[Task description]:
Working from the line that contains "What's the underlying" to the final line, transcribe each line exactly. No pictures belong in the copy.

(Source data)
★ ★ ★ ★ ★ ★ ★
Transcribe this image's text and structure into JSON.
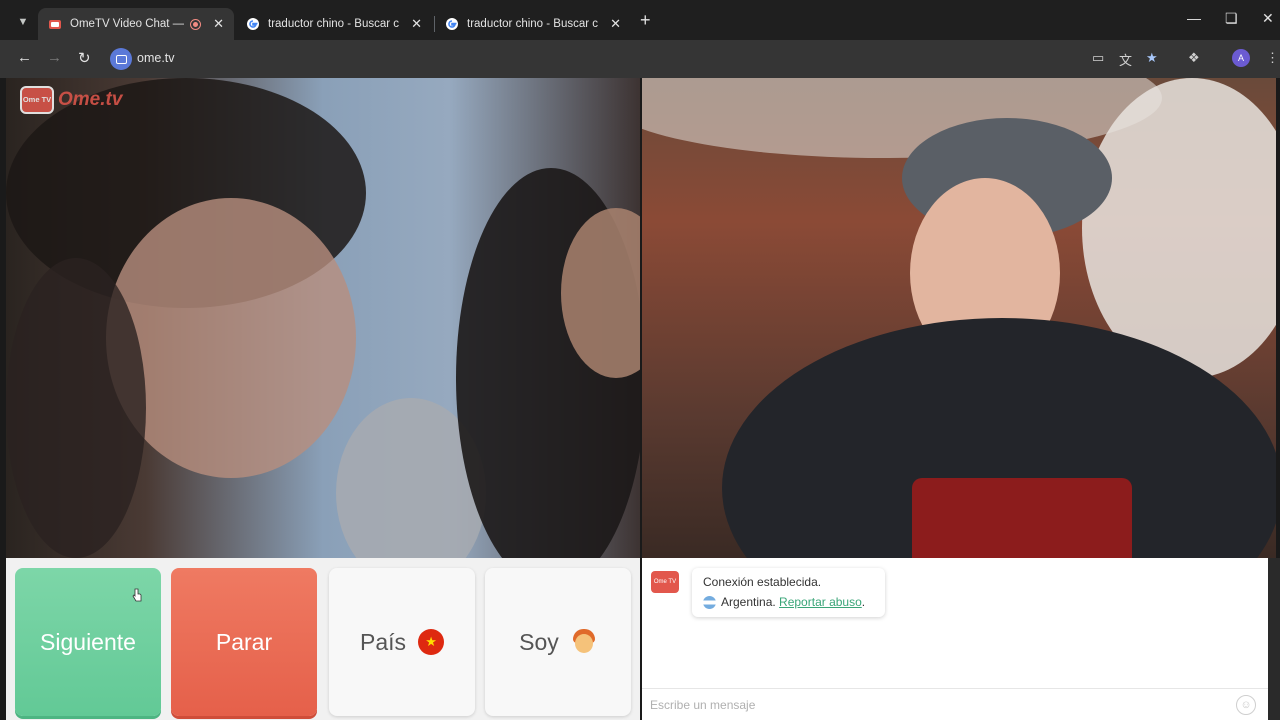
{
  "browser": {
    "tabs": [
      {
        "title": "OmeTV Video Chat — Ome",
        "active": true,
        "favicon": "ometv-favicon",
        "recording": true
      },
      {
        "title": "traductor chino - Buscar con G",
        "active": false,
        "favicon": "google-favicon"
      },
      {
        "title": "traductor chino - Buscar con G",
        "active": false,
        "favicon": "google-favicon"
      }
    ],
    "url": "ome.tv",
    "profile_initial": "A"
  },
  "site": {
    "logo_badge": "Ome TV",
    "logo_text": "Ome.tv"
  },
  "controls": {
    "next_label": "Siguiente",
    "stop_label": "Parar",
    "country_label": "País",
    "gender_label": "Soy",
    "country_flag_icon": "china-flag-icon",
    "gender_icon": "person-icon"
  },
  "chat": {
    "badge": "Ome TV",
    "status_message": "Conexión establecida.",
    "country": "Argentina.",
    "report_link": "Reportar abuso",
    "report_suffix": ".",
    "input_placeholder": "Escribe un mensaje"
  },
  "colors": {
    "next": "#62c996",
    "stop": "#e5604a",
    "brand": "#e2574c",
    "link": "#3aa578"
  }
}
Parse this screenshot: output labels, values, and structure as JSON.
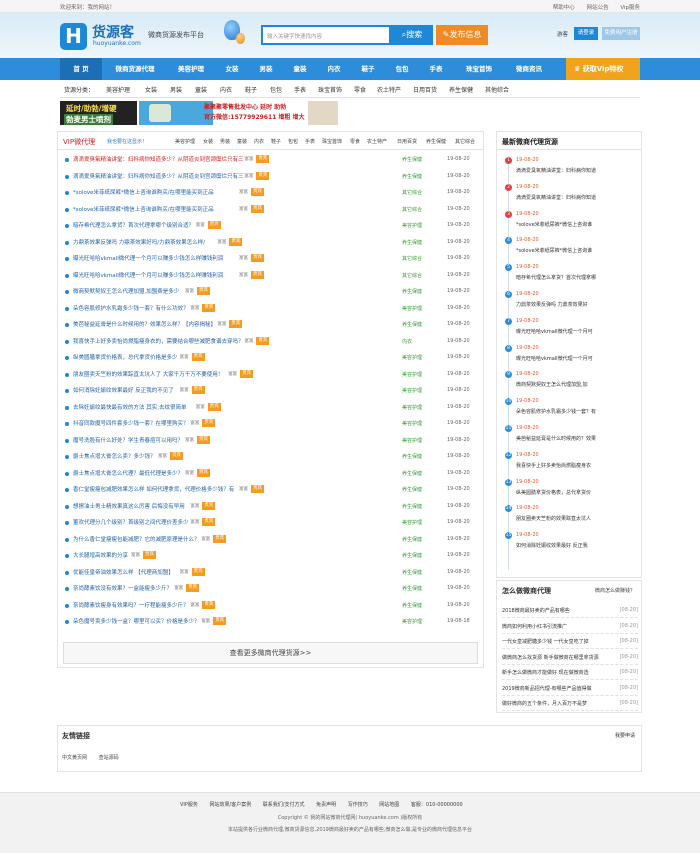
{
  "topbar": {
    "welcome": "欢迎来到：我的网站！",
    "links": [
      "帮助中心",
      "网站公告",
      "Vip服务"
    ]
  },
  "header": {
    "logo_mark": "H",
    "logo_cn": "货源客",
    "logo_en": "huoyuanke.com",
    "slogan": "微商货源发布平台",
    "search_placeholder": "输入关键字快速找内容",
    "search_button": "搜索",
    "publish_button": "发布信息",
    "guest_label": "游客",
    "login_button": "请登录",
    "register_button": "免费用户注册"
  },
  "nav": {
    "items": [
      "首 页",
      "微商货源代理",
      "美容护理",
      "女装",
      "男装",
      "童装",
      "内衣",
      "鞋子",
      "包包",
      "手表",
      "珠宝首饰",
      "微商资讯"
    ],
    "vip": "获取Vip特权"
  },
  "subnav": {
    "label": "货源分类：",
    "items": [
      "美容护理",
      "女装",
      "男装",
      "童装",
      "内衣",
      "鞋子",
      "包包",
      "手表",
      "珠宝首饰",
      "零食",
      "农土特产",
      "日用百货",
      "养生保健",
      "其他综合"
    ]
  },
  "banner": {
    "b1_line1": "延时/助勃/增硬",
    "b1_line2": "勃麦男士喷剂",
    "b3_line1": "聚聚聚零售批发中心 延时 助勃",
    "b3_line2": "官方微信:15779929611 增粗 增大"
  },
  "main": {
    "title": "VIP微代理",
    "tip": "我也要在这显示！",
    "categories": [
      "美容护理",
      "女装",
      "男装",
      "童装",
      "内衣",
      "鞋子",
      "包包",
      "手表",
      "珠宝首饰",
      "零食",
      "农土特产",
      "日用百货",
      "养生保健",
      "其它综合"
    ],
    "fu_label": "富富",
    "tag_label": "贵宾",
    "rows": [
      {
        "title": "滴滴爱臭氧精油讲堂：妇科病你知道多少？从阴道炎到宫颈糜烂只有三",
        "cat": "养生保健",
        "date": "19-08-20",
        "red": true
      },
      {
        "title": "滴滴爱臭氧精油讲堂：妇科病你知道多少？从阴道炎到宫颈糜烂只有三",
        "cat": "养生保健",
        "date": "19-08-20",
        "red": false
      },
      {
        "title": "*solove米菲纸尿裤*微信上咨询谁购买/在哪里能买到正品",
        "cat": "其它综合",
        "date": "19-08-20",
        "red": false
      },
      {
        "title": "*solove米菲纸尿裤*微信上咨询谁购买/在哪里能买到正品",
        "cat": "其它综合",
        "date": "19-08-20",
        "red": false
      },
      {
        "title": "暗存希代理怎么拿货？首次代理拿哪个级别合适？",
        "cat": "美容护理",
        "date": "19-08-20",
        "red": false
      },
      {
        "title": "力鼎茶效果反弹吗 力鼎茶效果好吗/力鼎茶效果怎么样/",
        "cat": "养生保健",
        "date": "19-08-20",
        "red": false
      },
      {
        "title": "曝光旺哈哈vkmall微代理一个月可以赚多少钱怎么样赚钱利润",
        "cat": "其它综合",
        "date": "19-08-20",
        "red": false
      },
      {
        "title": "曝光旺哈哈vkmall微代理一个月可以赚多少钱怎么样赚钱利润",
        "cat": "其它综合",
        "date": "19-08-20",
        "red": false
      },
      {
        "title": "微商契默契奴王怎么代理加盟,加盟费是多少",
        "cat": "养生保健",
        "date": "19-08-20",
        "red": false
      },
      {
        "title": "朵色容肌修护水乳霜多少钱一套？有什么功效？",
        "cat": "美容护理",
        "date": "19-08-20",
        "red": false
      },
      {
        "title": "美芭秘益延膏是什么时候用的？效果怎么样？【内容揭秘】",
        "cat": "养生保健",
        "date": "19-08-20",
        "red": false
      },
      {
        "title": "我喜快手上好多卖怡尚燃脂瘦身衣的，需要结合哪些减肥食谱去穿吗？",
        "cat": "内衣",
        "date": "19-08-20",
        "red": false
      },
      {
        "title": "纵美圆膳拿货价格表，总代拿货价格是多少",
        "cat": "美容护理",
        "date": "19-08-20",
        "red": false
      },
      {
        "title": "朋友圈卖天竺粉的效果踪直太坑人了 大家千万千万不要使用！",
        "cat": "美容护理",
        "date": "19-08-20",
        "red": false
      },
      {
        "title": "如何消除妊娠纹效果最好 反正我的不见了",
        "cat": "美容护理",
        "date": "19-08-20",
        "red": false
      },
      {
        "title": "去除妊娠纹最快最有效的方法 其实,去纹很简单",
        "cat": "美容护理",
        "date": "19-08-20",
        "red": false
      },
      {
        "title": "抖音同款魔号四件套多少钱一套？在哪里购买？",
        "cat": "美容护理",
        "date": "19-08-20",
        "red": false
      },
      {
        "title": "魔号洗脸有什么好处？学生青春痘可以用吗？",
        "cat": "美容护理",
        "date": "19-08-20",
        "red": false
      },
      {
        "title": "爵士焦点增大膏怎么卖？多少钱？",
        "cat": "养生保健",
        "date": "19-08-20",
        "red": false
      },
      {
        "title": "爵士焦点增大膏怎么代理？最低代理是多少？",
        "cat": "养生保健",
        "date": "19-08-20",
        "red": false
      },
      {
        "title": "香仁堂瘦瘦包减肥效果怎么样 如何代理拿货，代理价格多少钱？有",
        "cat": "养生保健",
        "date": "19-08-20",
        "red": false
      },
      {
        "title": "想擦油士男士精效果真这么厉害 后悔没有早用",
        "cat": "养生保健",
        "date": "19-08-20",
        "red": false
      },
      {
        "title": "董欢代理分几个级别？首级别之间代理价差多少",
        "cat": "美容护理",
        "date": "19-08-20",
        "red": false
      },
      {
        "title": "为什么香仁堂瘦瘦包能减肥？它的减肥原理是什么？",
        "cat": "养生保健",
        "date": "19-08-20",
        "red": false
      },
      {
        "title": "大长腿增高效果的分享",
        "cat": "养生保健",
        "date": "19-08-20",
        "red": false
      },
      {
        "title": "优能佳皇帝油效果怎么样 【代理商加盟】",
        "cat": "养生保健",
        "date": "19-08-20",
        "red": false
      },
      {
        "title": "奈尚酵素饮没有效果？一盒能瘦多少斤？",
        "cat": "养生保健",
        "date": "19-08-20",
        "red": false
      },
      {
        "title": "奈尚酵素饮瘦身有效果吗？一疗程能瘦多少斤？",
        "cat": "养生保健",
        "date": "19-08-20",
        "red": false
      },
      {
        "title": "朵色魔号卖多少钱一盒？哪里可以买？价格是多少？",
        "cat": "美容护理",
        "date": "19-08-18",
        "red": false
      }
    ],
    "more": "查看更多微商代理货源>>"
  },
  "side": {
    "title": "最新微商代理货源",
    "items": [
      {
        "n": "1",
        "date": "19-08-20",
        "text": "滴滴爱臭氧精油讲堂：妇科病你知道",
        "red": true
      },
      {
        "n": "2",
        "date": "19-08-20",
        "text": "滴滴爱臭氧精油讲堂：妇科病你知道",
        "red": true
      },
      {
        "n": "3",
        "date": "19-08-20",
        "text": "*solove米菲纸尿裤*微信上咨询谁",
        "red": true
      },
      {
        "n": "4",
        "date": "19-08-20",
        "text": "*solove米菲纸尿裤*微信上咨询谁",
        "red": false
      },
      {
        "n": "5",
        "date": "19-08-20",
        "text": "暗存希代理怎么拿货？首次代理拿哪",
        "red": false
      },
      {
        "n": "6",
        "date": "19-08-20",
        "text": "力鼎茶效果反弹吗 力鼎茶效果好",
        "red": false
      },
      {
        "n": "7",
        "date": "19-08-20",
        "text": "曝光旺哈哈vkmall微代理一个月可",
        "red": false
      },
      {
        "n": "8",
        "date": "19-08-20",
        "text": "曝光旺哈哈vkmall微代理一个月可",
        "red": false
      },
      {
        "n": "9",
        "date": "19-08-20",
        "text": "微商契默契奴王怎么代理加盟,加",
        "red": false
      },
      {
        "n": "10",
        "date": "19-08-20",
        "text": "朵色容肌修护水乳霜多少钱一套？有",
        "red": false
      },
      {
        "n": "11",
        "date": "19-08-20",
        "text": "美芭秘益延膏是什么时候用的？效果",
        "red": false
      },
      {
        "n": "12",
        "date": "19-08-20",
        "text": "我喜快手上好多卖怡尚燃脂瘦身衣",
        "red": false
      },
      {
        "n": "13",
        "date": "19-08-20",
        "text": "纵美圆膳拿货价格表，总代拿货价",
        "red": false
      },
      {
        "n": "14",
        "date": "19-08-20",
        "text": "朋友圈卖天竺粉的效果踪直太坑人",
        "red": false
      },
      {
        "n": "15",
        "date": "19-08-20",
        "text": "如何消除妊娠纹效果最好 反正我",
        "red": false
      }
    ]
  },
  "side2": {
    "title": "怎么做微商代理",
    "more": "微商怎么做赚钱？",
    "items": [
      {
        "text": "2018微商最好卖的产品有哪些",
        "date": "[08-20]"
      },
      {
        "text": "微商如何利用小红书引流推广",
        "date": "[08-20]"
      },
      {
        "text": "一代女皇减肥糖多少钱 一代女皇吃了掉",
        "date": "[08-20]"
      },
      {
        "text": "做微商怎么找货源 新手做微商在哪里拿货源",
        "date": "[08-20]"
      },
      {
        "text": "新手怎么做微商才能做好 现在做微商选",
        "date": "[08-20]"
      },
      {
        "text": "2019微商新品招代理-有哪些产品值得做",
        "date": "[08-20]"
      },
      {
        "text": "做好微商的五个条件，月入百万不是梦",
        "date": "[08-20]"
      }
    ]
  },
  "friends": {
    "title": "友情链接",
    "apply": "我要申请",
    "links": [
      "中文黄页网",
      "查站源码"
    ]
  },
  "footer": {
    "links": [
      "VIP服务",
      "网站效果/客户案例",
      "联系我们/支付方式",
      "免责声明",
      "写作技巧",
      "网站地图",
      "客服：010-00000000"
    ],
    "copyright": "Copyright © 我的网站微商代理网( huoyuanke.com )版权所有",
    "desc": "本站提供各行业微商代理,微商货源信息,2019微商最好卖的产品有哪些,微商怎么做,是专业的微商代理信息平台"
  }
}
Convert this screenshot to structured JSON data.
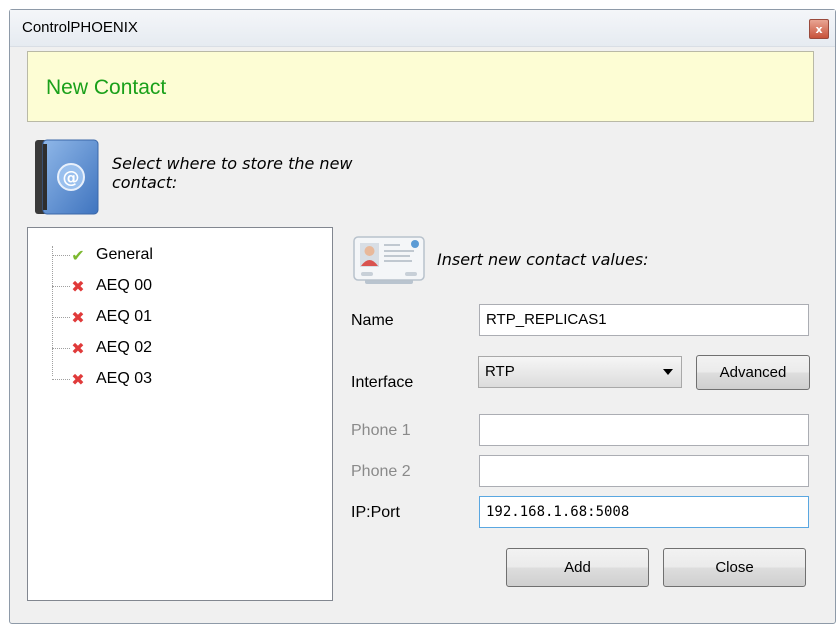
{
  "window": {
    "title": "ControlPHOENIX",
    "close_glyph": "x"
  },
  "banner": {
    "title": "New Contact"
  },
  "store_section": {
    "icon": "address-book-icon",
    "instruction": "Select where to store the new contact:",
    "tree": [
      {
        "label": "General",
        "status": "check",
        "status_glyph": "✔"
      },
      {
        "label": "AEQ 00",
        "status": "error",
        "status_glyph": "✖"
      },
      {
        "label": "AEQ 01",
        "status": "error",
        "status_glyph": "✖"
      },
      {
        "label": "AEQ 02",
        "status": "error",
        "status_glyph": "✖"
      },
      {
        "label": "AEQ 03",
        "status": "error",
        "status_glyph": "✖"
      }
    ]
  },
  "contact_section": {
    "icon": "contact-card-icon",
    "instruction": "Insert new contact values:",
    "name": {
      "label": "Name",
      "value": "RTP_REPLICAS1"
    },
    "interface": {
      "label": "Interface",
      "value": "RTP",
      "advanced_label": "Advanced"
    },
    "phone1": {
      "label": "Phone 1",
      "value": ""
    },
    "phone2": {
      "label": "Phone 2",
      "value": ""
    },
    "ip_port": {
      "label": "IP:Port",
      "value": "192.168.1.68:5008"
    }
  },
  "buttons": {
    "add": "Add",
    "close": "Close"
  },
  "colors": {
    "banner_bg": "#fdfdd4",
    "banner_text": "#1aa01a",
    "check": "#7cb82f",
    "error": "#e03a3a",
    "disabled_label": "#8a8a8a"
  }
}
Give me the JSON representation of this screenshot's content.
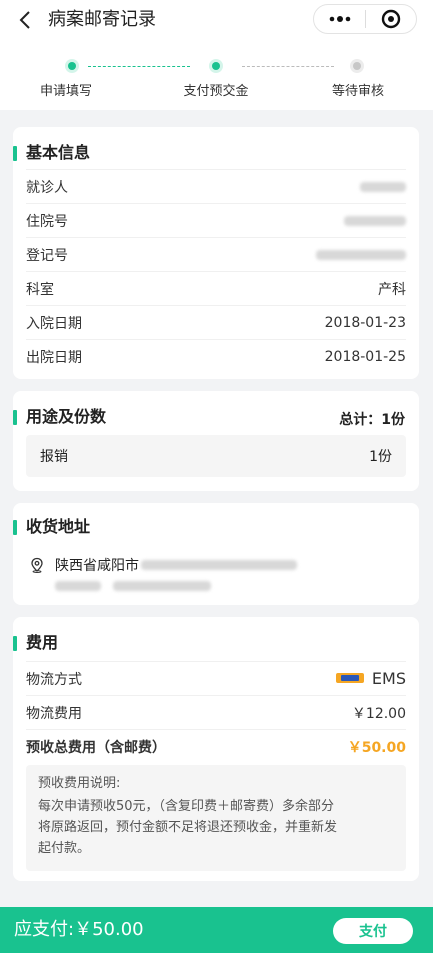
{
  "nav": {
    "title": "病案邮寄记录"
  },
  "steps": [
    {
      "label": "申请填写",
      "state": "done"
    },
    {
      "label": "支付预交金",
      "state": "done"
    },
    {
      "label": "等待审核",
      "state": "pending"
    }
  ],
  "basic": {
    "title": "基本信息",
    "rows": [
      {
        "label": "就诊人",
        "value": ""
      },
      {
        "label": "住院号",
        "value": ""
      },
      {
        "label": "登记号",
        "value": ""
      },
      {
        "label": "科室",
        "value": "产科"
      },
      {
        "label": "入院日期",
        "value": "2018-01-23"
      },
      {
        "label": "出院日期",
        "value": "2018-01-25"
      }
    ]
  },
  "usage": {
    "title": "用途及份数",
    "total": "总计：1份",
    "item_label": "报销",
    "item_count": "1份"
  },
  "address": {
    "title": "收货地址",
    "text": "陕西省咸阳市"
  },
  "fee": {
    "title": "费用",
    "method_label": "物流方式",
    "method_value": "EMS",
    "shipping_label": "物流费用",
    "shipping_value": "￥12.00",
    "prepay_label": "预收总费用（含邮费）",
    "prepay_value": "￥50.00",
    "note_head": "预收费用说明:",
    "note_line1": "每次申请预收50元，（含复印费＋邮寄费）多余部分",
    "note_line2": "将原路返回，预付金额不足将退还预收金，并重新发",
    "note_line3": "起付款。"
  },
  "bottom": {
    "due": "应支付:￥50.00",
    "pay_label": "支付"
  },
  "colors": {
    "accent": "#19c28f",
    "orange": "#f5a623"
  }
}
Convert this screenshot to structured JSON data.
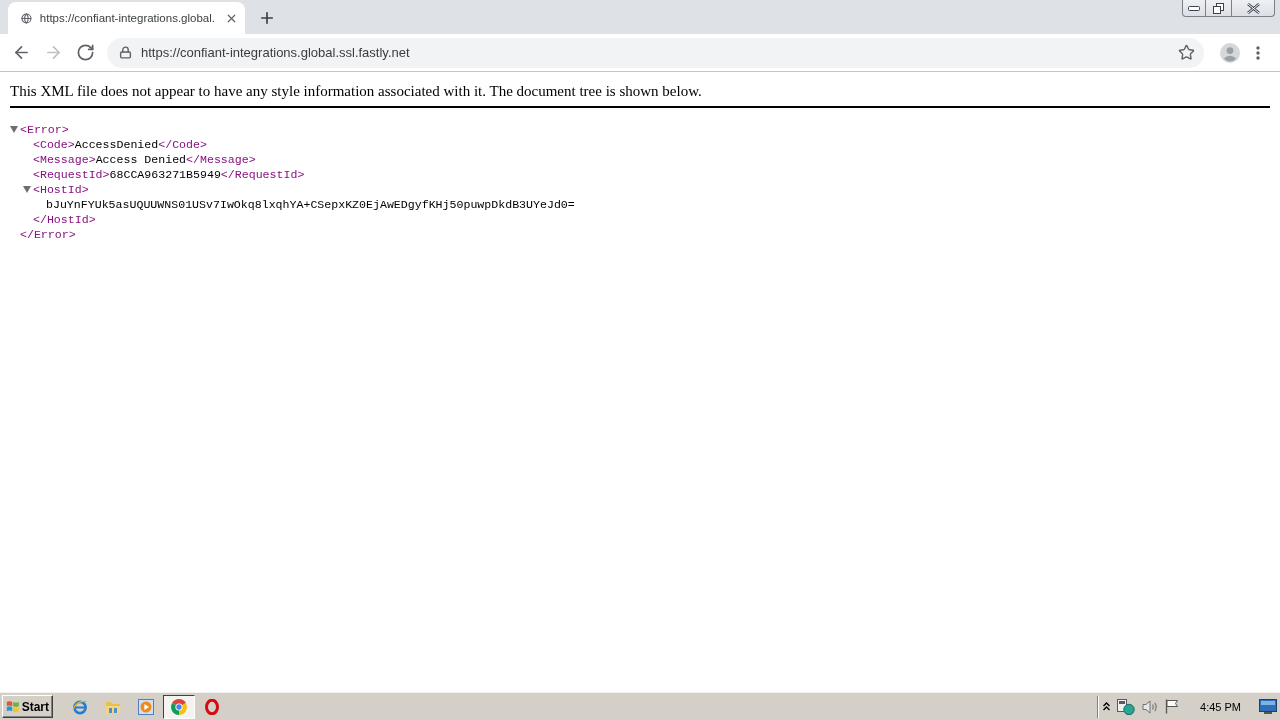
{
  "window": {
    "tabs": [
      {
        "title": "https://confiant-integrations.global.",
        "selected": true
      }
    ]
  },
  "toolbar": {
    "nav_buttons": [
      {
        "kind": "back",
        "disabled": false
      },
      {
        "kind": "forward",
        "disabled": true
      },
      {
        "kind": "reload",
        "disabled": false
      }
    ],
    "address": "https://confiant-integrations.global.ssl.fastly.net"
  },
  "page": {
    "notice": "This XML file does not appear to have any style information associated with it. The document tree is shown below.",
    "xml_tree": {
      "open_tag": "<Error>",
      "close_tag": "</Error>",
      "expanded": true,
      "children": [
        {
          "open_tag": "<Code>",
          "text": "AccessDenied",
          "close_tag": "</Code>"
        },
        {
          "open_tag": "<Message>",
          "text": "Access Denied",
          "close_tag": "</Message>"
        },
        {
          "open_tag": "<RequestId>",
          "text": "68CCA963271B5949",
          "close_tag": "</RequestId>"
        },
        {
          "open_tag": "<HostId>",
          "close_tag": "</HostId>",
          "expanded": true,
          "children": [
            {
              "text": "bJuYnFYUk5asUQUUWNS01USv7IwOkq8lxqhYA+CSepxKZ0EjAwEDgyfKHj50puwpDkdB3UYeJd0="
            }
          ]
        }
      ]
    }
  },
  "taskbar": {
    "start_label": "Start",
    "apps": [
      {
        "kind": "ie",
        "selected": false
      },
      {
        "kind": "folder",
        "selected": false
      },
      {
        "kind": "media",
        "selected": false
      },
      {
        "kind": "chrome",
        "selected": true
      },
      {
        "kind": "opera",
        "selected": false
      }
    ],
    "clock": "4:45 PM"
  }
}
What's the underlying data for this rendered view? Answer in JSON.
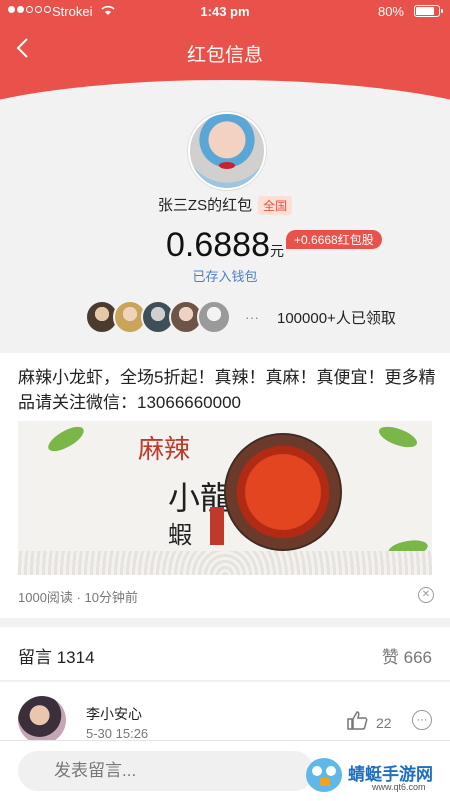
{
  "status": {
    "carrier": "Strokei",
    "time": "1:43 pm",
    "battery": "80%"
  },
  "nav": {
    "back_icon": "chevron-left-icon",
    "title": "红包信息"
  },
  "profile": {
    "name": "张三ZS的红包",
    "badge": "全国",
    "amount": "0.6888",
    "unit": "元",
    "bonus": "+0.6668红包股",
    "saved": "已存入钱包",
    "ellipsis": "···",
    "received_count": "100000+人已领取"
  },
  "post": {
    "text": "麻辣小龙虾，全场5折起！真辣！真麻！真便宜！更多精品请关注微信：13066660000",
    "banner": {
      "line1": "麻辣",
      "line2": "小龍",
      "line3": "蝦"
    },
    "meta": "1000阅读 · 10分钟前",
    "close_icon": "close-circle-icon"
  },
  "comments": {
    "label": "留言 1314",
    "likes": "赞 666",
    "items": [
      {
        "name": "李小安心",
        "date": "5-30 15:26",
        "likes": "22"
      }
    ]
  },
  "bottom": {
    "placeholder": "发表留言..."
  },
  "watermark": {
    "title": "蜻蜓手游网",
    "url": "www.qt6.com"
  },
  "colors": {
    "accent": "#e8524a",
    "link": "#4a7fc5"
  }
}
★ ★ ★ ★ ★ ★ ★
[Reply]:
What's the underlying data for this rendered view? Answer in JSON.
{
  "status": {
    "carrier": "Strokei",
    "time": "1:43 pm",
    "battery": "80%"
  },
  "nav": {
    "back_icon": "chevron-left-icon",
    "title": "红包信息"
  },
  "profile": {
    "name": "张三ZS的红包",
    "badge": "全国",
    "amount": "0.6888",
    "unit": "元",
    "bonus": "+0.6668红包股",
    "saved": "已存入钱包",
    "ellipsis": "···",
    "received_count": "100000+人已领取"
  },
  "post": {
    "text": "麻辣小龙虾，全场5折起！真辣！真麻！真便宜！更多精品请关注微信：13066660000",
    "banner": {
      "line1": "麻辣",
      "line2": "小龍",
      "line3": "蝦"
    },
    "meta": "1000阅读 · 10分钟前",
    "close_icon": "close-circle-icon"
  },
  "comments": {
    "label": "留言 1314",
    "likes": "赞 666",
    "items": [
      {
        "name": "李小安心",
        "date": "5-30 15:26",
        "likes": "22"
      }
    ]
  },
  "bottom": {
    "placeholder": "发表留言..."
  },
  "watermark": {
    "title": "蜻蜓手游网",
    "url": "www.qt6.com"
  },
  "colors": {
    "accent": "#e8524a",
    "link": "#4a7fc5"
  }
}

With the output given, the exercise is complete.